== Prompt ==
The records should be written out in full, with nothing altered.

======== Dataset entries

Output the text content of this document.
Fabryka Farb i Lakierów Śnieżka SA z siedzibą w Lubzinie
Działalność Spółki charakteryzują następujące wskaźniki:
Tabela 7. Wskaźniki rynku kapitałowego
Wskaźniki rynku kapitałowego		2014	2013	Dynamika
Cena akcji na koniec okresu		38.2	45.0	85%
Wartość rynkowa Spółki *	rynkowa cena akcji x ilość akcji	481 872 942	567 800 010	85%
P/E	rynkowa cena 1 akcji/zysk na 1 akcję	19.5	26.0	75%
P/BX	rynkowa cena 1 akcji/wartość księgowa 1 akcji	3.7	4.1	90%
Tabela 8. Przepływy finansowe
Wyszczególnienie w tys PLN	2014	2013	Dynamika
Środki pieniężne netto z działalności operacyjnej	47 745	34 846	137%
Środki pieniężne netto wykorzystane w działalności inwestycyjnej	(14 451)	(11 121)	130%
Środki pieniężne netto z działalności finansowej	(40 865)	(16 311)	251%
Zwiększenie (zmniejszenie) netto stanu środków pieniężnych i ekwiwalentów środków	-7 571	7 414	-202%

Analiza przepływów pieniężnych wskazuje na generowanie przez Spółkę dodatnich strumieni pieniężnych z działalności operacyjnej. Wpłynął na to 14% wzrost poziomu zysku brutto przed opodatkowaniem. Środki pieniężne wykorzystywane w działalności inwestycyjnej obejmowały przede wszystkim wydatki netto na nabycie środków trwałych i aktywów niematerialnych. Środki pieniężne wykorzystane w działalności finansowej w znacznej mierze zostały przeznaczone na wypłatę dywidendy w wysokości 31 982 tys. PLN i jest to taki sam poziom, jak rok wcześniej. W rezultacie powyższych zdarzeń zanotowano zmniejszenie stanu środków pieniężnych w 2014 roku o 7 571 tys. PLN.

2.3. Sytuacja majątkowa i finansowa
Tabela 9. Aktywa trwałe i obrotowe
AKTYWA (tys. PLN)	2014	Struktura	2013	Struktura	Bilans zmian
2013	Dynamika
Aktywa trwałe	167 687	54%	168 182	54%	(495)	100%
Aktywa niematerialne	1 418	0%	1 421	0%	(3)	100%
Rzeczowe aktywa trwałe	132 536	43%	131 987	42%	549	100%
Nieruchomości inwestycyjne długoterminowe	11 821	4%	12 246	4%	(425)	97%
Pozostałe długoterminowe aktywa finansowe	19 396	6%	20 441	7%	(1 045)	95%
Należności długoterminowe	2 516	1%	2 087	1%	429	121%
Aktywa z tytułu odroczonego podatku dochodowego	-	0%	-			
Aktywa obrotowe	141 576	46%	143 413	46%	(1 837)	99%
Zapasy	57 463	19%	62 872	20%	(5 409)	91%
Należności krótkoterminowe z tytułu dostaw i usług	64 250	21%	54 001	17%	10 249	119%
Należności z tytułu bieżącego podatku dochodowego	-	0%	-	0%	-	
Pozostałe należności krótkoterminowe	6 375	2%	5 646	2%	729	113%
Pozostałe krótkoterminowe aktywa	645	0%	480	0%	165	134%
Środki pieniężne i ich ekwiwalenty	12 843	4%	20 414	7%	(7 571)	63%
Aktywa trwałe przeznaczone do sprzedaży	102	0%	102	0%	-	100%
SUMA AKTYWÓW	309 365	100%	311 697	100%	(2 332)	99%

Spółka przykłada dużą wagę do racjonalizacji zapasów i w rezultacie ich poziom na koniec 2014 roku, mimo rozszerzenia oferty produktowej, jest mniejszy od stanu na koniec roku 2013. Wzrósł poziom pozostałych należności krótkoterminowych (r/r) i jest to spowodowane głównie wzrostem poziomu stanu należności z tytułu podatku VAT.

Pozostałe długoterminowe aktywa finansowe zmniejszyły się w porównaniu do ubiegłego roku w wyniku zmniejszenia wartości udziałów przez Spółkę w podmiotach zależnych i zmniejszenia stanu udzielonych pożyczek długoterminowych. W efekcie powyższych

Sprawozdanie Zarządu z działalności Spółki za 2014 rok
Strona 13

================

== Exercise output ==
Output the text content of this document.
Fabryka Farb i Lakierów Śnieżka SA z siedzibą w Lubzinie
Działalność Spółki charakteryzują następujące wskaźniki:
Tabela 7. Wskaźniki rynku kapitałowego
Wskaźniki rynku kapitałowego		2014	2013	Dynamika
Cena akcji na koniec okresu		38.2	45.0	85%
Wartość rynkowa Spółki *	rynkowa cena akcji x ilość akcji	481 872 942	567 800 010	85%
P/E	rynkowa cena 1 akcji/zysk na 1 akcję	19.5	26.0	75%
P/BX	rynkowa cena 1 akcji/wartość księgowa 1 akcji	3.7	4.1	90%
Tabela 8. Przepływy finansowe
Wyszczególnienie w tys PLN	2014	2013	Dynamika
Środki pieniężne netto z działalności operacyjnej	47 745	34 846	137%
Środki pieniężne netto wykorzystane w działalności inwestycyjnej	(14 451)	(11 121)	130%
Środki pieniężne netto z działalności finansowej	(40 865)	(16 311)	251%
Zwiększenie (zmniejszenie) netto stanu środków pieniężnych i ekwiwalentów środków	-7 571	7 414	-202%

Analiza przepływów pieniężnych wskazuje na generowanie przez Spółkę dodatnich strumieni pieniężnych z działalności operacyjnej. Wpłynął na to 14% wzrost poziomu zysku brutto przed opodatkowaniem. Środki pieniężne wykorzystywane w działalności inwestycyjnej obejmowały przede wszystkim wydatki netto na nabycie środków trwałych i aktywów niematerialnych. Środki pieniężne wykorzystane w działalności finansowej w znacznej mierze zostały przeznaczone na wypłatę dywidendy w wysokości 31 982 tys. PLN i jest to taki sam poziom, jak rok wcześniej. W rezultacie powyższych zdarzeń zanotowano zmniejszenie stanu środków pieniężnych w 2014 roku o 7 571 tys. PLN.

2.3. Sytuacja majątkowa i finansowa
Tabela 9. Aktywa trwałe i obrotowe
AKTYWA (tys. PLN)	2014	Struktura	2013	Struktura	Bilans zmian
2013	Dynamika
Aktywa trwałe	167 687	54%	168 182	54%	(495)	100%
Aktywa niematerialne	1 418	0%	1 421	0%	(3)	100%
Rzeczowe aktywa trwałe	132 536	43%	131 987	42%	549	100%
Nieruchomości inwestycyjne długoterminowe	11 821	4%	12 246	4%	(425)	97%
Pozostałe długoterminowe aktywa finansowe	19 396	6%	20 441	7%	(1 045)	95%
Należności długoterminowe	2 516	1%	2 087	1%	429	121%
Aktywa z tytułu odroczonego podatku dochodowego	-	0%	-			
Aktywa obrotowe	141 576	46%	143 413	46%	(1 837)	99%
Zapasy	57 463	19%	62 872	20%	(5 409)	91%
Należności krótkoterminowe z tytułu dostaw i usług	64 250	21%	54 001	17%	10 249	119%
Należności z tytułu bieżącego podatku dochodowego	-	0%	-	0%	-	
Pozostałe należności krótkoterminowe	6 375	2%	5 646	2%	729	113%
Pozostałe krótkoterminowe aktywa	645	0%	480	0%	165	134%
Środki pieniężne i ich ekwiwalenty	12 843	4%	20 414	7%	(7 571)	63%
Aktywa trwałe przeznaczone do sprzedaży	102	0%	102	0%	-	100%
SUMA AKTYWÓW	309 365	100%	311 697	100%	(2 332)	99%

Spółka przykłada dużą wagę do racjonalizacji zapasów i w rezultacie ich poziom na koniec 2014 roku, mimo rozszerzenia oferty produktowej, jest mniejszy od stanu na koniec roku 2013. Wzrósł poziom pozostałych należności krótkoterminowych (r/r) i jest to spowodowane głównie wzrostem poziomu stanu należności z tytułu podatku VAT.

Pozostałe długoterminowe aktywa finansowe zmniejszyły się w porównaniu do ubiegłego roku w wyniku zmniejszenia wartości udziałów przez Spółkę w podmiotach zależnych i zmniejszenia stanu udzielonych pożyczek długoterminowych. W efekcie powyższych

Sprawozdanie Zarządu z działalności Spółki za 2014 rok
Strona 13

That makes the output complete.